Stored data entries:
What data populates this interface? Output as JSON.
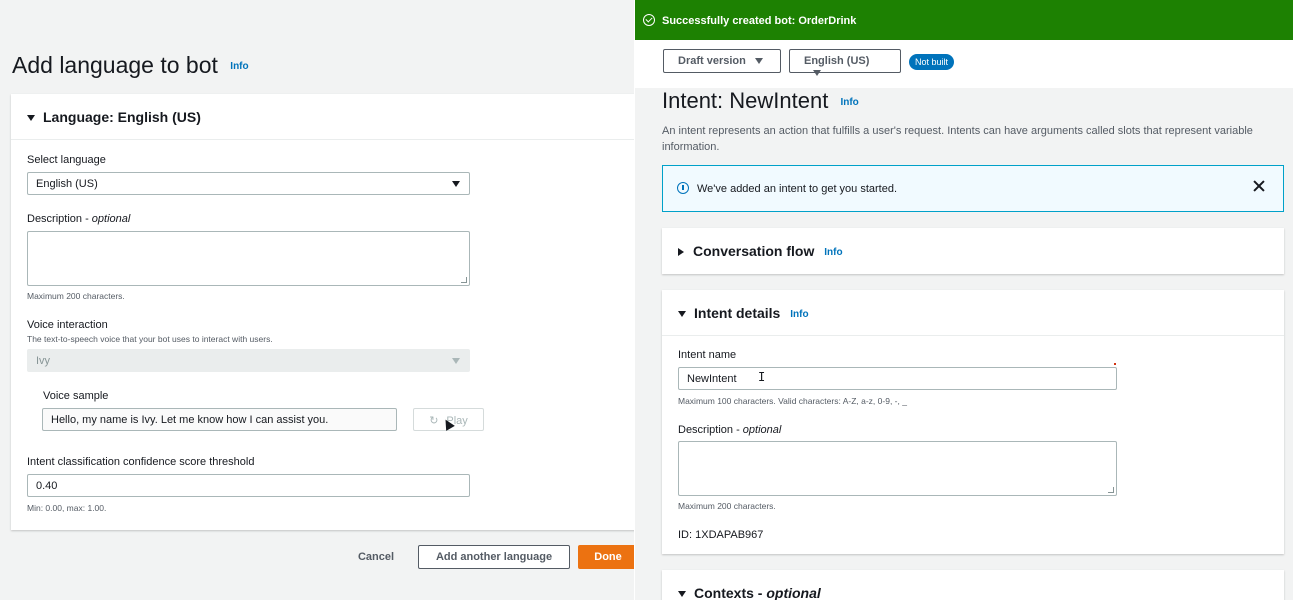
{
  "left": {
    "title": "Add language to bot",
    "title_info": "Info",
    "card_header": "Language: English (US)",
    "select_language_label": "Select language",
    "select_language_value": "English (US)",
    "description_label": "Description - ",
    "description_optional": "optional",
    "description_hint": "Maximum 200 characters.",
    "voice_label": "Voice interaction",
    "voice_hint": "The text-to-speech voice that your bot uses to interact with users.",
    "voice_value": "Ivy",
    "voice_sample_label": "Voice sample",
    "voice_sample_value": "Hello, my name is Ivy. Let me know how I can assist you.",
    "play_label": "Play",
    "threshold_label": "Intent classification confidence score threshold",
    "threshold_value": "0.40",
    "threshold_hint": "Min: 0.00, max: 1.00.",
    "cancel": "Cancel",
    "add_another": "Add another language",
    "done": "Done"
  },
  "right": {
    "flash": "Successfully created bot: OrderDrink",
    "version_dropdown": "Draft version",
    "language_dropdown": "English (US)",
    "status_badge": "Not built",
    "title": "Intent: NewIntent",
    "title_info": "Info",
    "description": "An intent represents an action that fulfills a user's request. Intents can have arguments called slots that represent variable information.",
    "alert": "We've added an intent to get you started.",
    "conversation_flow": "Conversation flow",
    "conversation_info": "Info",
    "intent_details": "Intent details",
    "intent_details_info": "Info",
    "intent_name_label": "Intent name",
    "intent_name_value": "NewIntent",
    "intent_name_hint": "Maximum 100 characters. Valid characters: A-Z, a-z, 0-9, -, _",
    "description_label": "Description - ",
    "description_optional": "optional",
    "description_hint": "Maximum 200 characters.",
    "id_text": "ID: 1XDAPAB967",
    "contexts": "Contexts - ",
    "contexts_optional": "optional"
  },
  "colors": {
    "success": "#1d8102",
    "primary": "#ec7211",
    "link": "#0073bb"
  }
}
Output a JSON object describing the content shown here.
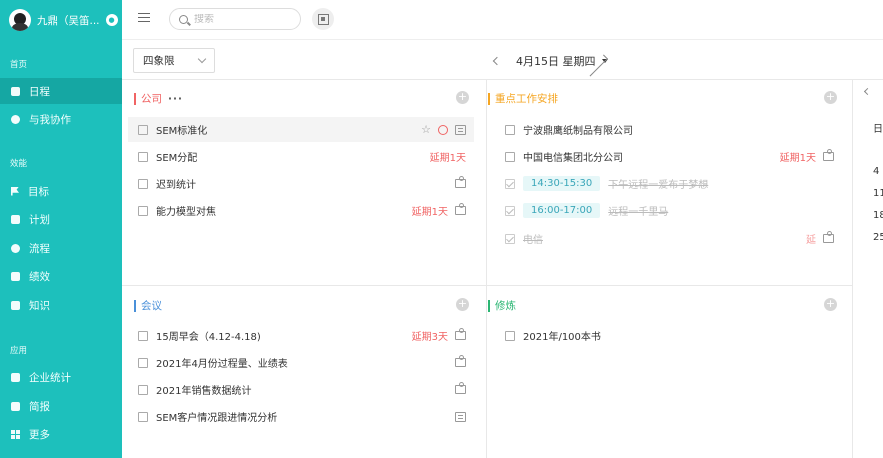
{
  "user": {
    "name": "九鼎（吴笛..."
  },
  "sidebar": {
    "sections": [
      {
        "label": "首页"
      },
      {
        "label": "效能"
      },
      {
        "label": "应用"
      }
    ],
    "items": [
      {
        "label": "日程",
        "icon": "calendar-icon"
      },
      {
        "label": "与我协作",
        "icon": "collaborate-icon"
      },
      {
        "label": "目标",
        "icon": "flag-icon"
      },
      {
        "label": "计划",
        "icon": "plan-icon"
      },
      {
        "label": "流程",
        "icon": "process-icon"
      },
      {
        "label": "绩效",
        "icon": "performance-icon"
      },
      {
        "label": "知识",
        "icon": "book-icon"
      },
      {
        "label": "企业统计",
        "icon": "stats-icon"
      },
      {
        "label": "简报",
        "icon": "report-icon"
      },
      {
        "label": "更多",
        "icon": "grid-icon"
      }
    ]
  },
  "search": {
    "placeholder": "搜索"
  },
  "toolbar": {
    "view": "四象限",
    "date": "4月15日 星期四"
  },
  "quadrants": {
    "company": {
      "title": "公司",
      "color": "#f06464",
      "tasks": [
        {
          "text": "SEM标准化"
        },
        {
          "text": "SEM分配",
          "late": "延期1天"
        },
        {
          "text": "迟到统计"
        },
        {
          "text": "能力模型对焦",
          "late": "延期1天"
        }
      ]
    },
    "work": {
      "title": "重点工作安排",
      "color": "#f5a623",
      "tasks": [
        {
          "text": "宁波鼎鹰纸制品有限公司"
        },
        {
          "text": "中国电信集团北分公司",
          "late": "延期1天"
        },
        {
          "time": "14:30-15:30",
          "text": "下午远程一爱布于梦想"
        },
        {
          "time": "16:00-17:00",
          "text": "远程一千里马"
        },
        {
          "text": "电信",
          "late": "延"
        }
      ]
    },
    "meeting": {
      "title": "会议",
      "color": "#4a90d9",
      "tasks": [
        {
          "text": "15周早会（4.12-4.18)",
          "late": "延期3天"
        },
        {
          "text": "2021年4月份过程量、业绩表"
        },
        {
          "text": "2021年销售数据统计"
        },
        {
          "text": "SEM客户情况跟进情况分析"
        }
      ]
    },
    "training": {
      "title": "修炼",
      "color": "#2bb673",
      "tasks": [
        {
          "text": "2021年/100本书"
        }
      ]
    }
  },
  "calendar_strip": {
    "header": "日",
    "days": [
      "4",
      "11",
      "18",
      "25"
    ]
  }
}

YOUR TASK:
Make an exact copy of all entries above, dropping the images.

ANSWER FOR THIS EXERCISE:
What data populates this interface? Output as JSON.
{
  "left": {
    "title": "Add language to bot",
    "title_info": "Info",
    "card_header": "Language: English (US)",
    "select_language_label": "Select language",
    "select_language_value": "English (US)",
    "description_label": "Description - ",
    "description_optional": "optional",
    "description_hint": "Maximum 200 characters.",
    "voice_label": "Voice interaction",
    "voice_hint": "The text-to-speech voice that your bot uses to interact with users.",
    "voice_value": "Ivy",
    "voice_sample_label": "Voice sample",
    "voice_sample_value": "Hello, my name is Ivy. Let me know how I can assist you.",
    "play_label": "Play",
    "threshold_label": "Intent classification confidence score threshold",
    "threshold_value": "0.40",
    "threshold_hint": "Min: 0.00, max: 1.00.",
    "cancel": "Cancel",
    "add_another": "Add another language",
    "done": "Done"
  },
  "right": {
    "flash": "Successfully created bot: OrderDrink",
    "version_dropdown": "Draft version",
    "language_dropdown": "English (US)",
    "status_badge": "Not built",
    "title": "Intent: NewIntent",
    "title_info": "Info",
    "description": "An intent represents an action that fulfills a user's request. Intents can have arguments called slots that represent variable information.",
    "alert": "We've added an intent to get you started.",
    "conversation_flow": "Conversation flow",
    "conversation_info": "Info",
    "intent_details": "Intent details",
    "intent_details_info": "Info",
    "intent_name_label": "Intent name",
    "intent_name_value": "NewIntent",
    "intent_name_hint": "Maximum 100 characters. Valid characters: A-Z, a-z, 0-9, -, _",
    "description_label": "Description - ",
    "description_optional": "optional",
    "description_hint": "Maximum 200 characters.",
    "id_text": "ID: 1XDAPAB967",
    "contexts": "Contexts - ",
    "contexts_optional": "optional"
  },
  "colors": {
    "success": "#1d8102",
    "primary": "#ec7211",
    "link": "#0073bb"
  }
}
Output a JSON object describing the content shown here.
{
  "user": {
    "name": "九鼎（吴笛..."
  },
  "sidebar": {
    "sections": [
      {
        "label": "首页"
      },
      {
        "label": "效能"
      },
      {
        "label": "应用"
      }
    ],
    "items": [
      {
        "label": "日程",
        "icon": "calendar-icon"
      },
      {
        "label": "与我协作",
        "icon": "collaborate-icon"
      },
      {
        "label": "目标",
        "icon": "flag-icon"
      },
      {
        "label": "计划",
        "icon": "plan-icon"
      },
      {
        "label": "流程",
        "icon": "process-icon"
      },
      {
        "label": "绩效",
        "icon": "performance-icon"
      },
      {
        "label": "知识",
        "icon": "book-icon"
      },
      {
        "label": "企业统计",
        "icon": "stats-icon"
      },
      {
        "label": "简报",
        "icon": "report-icon"
      },
      {
        "label": "更多",
        "icon": "grid-icon"
      }
    ]
  },
  "search": {
    "placeholder": "搜索"
  },
  "toolbar": {
    "view": "四象限",
    "date": "4月15日 星期四"
  },
  "quadrants": {
    "company": {
      "title": "公司",
      "color": "#f06464",
      "tasks": [
        {
          "text": "SEM标准化"
        },
        {
          "text": "SEM分配",
          "late": "延期1天"
        },
        {
          "text": "迟到统计"
        },
        {
          "text": "能力模型对焦",
          "late": "延期1天"
        }
      ]
    },
    "work": {
      "title": "重点工作安排",
      "color": "#f5a623",
      "tasks": [
        {
          "text": "宁波鼎鹰纸制品有限公司"
        },
        {
          "text": "中国电信集团北分公司",
          "late": "延期1天"
        },
        {
          "time": "14:30-15:30",
          "text": "下午远程一爱布于梦想"
        },
        {
          "time": "16:00-17:00",
          "text": "远程一千里马"
        },
        {
          "text": "电信",
          "late": "延"
        }
      ]
    },
    "meeting": {
      "title": "会议",
      "color": "#4a90d9",
      "tasks": [
        {
          "text": "15周早会（4.12-4.18)",
          "late": "延期3天"
        },
        {
          "text": "2021年4月份过程量、业绩表"
        },
        {
          "text": "2021年销售数据统计"
        },
        {
          "text": "SEM客户情况跟进情况分析"
        }
      ]
    },
    "training": {
      "title": "修炼",
      "color": "#2bb673",
      "tasks": [
        {
          "text": "2021年/100本书"
        }
      ]
    }
  },
  "calendar_strip": {
    "header": "日",
    "days": [
      "4",
      "11",
      "18",
      "25"
    ]
  }
}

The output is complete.